### Consegna
Per ciascuna affermazione indica se concorda con il brano sui divari nei risultati degli studenti. Rispondi sì o no e cita alla lettera le parole decisive del brano.
(a) Gli studenti eccellenti sono il 20,5% tra i ragazzi con indice ESCS sopra la media.
(b) Passando dai licei agli istituti tecnici e ai professionali, le barre si spostano verso destra.
(c) L'onda rosa e rossa rappresenta gli studenti con competenze buone o eccellenti.

### Estratto del documento
La percentuale di studenti eccellenti, che sono proprio quegli studenti che avranno più possibilità di realizzare con le loro capacità le proprie aspettative di vita, è del 20,5% per i ragazzi “di buona famiglia” (indice ESCS sopra la media) e solo dell’8,4% per i ragazzi che vivono in condizioni disagiate (indici ESCS sotto la media).

4. Divario di indirizzo

Prendiamo infine in esame quello che potremmo chiamare il “divario di indirizzo”: la differenza di risultati che si osserva tra gli studenti che frequentano i licei e quelli che frequentano gli istituti tecnici e professionali.

In questo caso perfino l’impatto visivo è macroscopico. Basta guardare come le barre orizzontali che rappresentano la distribuzione dei livelli nelle diverse regioni si spostino in blocco verso sinistra, cioè verso i livelli più bassi, passando dai licei agli istituti tecnici e ai professionali. L’onda rosa e rossa di sinistra che diventa sempre più grande rappresenta l’aumento degli studenti deboli e molto deboli. Parimenti l’onda di destra celeste, azzurra e blu che diminuisce rappresenta la massiccia diminuzione degli studenti con competenze buone o eccellenti.

### Dati mostrati

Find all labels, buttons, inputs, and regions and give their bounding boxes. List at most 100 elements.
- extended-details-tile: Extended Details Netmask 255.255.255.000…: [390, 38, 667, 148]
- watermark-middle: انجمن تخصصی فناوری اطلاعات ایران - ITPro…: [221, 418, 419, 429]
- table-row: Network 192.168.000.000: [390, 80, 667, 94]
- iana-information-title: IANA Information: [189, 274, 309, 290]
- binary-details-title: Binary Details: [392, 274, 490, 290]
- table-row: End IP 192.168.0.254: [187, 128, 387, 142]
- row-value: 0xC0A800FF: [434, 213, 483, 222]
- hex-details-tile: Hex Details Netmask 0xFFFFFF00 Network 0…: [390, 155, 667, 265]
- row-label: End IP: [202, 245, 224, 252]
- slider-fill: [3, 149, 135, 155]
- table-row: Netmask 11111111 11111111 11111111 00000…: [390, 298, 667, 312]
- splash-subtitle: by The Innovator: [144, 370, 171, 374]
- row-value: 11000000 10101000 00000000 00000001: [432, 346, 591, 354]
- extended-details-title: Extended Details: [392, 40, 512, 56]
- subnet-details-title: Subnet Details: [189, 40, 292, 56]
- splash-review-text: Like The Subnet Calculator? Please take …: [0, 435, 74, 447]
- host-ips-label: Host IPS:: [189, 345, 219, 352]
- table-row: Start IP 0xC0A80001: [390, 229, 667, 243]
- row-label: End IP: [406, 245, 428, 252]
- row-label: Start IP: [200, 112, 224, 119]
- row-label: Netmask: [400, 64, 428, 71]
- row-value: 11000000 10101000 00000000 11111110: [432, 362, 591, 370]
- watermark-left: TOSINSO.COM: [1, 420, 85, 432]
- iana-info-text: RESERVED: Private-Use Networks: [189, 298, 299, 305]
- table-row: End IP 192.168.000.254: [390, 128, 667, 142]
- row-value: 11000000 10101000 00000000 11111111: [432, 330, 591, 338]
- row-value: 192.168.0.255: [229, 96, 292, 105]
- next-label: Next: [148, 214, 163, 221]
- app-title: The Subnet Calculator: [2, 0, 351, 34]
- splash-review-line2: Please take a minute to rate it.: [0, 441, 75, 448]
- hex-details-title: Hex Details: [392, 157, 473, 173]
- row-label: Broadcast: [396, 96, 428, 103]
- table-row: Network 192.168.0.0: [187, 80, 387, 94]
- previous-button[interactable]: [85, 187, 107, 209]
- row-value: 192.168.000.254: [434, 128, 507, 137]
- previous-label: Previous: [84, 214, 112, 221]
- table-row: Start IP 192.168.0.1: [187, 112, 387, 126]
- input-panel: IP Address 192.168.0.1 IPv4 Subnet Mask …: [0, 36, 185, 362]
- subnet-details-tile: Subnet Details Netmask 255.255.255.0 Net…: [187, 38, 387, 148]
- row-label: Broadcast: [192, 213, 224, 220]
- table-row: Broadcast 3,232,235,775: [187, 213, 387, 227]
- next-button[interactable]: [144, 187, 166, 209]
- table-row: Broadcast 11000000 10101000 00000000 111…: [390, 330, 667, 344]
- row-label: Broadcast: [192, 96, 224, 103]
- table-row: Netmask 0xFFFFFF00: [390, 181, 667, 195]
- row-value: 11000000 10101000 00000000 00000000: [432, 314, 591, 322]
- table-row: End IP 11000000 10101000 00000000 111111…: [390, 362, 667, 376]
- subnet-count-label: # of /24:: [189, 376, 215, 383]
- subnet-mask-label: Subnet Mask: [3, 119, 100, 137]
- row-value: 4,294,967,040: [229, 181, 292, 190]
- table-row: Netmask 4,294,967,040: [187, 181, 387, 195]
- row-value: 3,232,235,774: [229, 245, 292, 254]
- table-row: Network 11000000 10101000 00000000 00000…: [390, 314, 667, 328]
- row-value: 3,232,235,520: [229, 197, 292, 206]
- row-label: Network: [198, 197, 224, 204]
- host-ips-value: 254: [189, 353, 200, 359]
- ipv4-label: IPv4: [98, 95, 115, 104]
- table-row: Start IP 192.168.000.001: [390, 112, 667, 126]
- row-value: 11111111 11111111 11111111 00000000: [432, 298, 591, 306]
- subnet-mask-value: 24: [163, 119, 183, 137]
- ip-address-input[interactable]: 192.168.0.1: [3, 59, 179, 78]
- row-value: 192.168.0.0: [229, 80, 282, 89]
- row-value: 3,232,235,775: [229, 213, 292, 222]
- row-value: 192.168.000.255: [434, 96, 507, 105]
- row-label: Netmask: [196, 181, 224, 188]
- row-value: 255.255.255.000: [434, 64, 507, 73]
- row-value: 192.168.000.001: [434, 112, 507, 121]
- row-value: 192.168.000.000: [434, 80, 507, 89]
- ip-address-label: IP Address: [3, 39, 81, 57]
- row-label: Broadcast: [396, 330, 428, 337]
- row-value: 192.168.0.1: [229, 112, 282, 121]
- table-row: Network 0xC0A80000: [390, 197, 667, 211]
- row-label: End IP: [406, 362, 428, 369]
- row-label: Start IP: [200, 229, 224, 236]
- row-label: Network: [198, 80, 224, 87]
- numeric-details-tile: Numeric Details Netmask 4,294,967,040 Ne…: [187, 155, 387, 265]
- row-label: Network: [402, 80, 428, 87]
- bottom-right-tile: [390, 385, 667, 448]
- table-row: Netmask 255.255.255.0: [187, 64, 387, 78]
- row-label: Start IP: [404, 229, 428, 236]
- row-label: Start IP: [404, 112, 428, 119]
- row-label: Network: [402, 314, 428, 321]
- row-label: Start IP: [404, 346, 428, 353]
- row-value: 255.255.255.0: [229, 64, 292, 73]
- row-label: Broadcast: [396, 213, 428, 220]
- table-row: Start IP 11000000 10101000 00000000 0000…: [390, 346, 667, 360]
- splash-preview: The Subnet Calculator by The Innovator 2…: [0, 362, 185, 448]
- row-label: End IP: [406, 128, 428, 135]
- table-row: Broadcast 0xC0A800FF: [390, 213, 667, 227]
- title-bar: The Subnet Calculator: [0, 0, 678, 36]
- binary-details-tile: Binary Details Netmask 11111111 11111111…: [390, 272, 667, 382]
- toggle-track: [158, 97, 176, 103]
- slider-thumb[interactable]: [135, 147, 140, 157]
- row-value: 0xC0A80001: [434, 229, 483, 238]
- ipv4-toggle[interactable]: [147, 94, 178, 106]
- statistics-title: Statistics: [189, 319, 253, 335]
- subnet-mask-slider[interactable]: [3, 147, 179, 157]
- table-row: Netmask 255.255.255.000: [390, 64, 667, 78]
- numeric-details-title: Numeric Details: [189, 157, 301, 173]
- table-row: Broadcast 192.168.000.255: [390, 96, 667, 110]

### Risposta
(a) Sì: "è del 20,5% per i ragazzi “di buona famiglia” (indice ESCS sopra la media)".
(b) No: "si spostino in blocco verso sinistra, cioè verso i livelli più bassi".
(c) No: "L’onda rosa e rossa di sinistra che diventa sempre più grande rappresenta l’aumento degli studenti deboli e molto deboli".